_Directions_: Report how many lines of these entries hold the string "nucleophilic"; reply with the number alone.

_Task input_:
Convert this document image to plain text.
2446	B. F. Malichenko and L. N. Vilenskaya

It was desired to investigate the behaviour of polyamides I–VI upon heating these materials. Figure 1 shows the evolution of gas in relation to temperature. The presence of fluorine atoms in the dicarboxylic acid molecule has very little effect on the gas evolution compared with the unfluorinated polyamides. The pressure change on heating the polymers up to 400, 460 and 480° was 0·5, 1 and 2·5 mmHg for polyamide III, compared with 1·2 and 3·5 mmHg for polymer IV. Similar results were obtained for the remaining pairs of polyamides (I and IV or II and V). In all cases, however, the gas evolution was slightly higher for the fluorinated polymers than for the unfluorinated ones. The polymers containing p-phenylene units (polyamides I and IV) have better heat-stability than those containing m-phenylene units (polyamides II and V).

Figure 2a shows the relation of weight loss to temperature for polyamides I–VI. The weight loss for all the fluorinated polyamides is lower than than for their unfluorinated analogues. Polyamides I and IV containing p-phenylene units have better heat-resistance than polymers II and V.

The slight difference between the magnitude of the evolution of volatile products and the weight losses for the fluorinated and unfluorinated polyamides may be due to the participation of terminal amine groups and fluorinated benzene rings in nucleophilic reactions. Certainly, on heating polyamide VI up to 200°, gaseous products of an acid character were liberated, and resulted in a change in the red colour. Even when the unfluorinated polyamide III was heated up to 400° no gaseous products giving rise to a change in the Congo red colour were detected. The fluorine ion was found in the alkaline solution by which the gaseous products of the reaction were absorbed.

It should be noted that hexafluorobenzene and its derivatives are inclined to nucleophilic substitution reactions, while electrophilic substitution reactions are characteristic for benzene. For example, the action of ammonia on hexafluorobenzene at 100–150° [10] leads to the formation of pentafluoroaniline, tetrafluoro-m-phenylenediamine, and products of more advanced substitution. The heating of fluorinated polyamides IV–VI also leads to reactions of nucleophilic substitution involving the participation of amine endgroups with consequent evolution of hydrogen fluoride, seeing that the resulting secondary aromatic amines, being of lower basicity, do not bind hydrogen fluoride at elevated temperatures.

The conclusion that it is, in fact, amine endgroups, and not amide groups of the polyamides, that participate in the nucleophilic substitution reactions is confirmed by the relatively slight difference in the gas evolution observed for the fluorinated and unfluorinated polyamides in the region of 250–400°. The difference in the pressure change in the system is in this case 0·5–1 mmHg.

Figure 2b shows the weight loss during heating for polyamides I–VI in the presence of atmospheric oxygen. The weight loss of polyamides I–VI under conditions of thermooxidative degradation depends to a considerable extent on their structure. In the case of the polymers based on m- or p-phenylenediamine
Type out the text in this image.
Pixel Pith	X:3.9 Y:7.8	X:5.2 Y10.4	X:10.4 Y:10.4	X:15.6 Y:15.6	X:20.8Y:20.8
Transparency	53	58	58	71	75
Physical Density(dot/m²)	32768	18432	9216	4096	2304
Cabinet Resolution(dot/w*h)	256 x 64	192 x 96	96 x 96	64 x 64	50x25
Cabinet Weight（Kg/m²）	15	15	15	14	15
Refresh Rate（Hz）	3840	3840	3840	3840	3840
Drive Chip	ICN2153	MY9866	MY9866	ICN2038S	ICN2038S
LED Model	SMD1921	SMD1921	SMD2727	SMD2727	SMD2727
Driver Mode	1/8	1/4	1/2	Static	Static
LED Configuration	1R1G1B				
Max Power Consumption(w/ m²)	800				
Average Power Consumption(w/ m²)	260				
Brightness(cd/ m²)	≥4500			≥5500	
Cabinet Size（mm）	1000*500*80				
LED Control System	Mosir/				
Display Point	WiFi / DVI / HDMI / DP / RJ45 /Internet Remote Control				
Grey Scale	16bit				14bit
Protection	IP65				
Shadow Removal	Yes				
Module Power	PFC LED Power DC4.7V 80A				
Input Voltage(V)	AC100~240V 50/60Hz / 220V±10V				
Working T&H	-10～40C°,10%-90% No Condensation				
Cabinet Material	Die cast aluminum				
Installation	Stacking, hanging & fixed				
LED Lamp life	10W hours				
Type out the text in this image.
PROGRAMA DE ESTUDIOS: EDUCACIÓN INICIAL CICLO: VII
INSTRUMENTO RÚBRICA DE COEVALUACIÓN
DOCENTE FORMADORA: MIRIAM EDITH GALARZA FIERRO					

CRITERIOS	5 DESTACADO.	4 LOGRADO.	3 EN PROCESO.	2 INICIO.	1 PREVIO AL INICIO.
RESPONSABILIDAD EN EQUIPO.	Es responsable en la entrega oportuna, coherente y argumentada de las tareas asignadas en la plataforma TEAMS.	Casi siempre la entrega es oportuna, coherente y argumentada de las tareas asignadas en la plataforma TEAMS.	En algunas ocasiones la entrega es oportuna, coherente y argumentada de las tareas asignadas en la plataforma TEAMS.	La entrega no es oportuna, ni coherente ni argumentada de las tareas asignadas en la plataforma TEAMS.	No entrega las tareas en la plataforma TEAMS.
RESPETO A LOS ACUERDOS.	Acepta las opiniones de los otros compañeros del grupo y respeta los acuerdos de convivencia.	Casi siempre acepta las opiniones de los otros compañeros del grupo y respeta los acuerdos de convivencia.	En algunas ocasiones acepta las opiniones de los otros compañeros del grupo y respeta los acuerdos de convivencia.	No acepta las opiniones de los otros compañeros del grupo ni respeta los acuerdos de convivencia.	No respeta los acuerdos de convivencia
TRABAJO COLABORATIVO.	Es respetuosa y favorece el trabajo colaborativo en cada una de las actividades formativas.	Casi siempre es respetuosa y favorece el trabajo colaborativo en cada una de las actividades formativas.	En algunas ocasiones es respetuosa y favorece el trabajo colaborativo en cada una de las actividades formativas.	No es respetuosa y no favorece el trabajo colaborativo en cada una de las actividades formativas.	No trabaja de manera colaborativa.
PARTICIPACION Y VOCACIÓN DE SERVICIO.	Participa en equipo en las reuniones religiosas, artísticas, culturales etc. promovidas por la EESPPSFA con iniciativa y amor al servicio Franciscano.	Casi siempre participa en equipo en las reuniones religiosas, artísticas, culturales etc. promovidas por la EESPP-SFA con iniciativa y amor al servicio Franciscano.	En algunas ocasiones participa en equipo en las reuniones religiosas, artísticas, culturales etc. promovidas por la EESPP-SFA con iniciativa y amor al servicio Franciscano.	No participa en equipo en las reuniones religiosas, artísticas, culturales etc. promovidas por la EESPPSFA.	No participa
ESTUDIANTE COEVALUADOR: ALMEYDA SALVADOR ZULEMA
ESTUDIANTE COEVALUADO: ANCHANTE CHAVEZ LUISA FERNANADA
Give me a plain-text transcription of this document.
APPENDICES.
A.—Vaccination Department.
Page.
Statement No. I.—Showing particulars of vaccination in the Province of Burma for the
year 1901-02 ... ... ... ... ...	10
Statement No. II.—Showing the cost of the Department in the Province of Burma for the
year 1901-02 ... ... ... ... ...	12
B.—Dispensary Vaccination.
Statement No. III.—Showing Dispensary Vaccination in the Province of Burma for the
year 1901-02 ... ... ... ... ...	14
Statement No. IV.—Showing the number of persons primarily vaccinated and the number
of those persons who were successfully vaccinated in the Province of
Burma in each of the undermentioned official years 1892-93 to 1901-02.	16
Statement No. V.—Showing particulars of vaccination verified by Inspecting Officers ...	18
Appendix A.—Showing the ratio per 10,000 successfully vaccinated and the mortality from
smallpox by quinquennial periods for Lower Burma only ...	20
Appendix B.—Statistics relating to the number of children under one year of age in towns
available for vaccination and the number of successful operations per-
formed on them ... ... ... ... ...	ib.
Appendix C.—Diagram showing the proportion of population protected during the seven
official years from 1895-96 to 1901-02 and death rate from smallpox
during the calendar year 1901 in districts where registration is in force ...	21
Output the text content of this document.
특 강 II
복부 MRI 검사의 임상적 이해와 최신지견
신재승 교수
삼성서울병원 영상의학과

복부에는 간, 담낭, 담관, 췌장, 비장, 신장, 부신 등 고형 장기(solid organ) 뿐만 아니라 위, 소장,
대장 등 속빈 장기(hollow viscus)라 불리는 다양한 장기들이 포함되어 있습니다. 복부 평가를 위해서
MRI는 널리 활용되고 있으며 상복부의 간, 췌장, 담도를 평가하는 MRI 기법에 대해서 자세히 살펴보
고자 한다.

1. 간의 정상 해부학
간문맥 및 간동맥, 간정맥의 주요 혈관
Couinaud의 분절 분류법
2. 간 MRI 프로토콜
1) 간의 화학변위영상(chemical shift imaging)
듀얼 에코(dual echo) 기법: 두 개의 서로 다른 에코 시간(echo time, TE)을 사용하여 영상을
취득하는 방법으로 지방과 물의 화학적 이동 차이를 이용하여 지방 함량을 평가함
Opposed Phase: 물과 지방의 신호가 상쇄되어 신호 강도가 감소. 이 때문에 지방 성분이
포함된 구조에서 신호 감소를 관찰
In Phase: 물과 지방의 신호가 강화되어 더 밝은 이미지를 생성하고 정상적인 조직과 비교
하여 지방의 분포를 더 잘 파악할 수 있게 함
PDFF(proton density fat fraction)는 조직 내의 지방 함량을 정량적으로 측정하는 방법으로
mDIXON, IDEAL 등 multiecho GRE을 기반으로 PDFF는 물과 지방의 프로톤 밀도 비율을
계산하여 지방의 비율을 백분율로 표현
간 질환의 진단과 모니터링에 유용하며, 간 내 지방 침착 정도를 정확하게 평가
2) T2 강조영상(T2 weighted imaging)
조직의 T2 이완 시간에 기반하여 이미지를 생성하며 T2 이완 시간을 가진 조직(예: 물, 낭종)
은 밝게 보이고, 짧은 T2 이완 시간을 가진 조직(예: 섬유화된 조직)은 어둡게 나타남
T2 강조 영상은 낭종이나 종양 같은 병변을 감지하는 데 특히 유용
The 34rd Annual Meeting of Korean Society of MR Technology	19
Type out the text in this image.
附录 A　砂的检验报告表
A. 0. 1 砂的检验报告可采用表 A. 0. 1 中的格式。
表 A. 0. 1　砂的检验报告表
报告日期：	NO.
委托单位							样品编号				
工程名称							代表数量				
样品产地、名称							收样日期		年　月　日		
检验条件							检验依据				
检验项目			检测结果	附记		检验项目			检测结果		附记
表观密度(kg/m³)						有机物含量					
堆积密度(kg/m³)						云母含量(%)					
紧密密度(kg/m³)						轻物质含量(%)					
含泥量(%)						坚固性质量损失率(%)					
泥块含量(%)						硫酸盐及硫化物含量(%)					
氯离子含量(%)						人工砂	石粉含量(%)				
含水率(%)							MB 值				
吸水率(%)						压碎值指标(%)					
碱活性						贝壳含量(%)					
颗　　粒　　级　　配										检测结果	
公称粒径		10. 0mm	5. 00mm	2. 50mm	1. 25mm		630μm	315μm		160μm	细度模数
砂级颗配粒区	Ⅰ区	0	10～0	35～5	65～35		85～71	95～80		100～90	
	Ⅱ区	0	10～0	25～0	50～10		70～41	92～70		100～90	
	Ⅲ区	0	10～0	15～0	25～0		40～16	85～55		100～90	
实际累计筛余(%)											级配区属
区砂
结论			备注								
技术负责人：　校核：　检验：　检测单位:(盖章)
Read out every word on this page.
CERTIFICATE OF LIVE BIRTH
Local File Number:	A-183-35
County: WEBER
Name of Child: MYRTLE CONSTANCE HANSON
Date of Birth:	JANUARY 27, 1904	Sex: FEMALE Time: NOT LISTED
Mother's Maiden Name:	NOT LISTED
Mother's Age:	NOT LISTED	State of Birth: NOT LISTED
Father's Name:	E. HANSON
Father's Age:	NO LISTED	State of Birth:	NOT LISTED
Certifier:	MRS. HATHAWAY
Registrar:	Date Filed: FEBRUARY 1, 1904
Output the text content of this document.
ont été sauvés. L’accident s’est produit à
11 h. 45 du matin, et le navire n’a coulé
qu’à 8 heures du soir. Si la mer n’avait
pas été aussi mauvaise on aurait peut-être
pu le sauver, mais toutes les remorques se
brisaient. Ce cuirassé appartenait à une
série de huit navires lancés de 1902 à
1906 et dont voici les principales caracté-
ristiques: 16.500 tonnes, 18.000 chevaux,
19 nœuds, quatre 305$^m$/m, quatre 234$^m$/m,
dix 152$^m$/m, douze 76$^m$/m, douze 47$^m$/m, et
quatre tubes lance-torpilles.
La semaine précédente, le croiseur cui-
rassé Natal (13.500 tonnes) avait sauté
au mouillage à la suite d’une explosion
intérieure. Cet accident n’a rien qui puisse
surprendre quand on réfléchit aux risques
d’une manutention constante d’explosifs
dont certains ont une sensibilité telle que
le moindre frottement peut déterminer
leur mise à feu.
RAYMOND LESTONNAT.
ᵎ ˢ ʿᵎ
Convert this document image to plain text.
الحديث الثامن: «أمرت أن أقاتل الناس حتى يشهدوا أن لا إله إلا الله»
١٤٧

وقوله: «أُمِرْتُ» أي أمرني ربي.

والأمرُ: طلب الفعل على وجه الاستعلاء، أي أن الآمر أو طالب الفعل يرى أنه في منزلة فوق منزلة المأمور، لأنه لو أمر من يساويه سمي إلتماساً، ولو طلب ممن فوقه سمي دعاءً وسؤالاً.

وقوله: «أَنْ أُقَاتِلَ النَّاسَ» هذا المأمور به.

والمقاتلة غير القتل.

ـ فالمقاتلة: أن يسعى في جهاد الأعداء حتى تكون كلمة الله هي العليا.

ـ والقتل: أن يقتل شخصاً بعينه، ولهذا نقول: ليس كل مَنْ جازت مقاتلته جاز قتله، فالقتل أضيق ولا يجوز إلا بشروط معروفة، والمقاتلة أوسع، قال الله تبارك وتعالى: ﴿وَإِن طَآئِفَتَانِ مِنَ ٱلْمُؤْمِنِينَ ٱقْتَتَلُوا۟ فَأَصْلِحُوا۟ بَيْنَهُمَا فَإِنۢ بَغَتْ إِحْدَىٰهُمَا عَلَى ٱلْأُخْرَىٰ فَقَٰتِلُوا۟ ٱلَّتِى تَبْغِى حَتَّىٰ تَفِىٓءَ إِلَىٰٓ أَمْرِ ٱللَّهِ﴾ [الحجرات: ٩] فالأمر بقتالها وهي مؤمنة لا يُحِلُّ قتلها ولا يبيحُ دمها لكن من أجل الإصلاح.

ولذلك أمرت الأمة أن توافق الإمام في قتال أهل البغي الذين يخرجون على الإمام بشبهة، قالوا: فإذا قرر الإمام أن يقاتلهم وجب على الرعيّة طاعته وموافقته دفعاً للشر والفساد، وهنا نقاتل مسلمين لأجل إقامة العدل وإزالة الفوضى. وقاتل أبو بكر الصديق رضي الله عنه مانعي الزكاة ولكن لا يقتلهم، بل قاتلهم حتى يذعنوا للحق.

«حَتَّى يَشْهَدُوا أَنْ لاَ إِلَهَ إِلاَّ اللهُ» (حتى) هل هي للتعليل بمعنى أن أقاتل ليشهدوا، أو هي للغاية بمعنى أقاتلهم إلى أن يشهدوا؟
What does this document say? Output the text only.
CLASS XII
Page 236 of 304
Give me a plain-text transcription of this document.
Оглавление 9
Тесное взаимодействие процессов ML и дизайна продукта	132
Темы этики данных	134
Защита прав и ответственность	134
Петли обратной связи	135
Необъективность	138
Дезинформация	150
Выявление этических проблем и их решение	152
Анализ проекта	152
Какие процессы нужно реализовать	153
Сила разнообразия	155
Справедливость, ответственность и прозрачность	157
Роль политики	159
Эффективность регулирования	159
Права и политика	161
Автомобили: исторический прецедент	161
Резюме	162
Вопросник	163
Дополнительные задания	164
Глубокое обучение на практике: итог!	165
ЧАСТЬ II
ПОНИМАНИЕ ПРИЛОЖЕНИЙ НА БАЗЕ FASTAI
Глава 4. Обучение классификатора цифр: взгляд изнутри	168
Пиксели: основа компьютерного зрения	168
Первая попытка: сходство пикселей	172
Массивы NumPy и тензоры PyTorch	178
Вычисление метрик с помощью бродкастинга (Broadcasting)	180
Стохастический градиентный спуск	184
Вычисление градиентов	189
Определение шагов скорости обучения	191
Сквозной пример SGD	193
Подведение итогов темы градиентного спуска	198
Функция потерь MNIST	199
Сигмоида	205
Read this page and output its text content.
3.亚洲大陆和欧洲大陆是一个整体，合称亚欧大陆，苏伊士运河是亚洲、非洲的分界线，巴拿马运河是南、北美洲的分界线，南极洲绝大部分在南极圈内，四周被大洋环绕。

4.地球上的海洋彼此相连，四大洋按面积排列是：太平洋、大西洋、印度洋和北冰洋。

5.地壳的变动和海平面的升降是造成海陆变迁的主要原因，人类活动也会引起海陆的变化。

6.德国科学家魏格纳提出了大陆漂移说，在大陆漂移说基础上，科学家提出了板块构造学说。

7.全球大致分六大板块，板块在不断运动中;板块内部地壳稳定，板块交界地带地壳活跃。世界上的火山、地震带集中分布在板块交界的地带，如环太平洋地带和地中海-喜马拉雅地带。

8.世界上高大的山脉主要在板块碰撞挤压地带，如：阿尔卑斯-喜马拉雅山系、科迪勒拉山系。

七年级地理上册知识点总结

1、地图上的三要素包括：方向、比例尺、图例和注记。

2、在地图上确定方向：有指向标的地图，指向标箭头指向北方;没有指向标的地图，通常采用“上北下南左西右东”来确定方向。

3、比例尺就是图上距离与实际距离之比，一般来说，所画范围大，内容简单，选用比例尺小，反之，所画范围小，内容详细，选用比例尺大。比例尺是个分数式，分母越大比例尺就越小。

_Expected output_: 3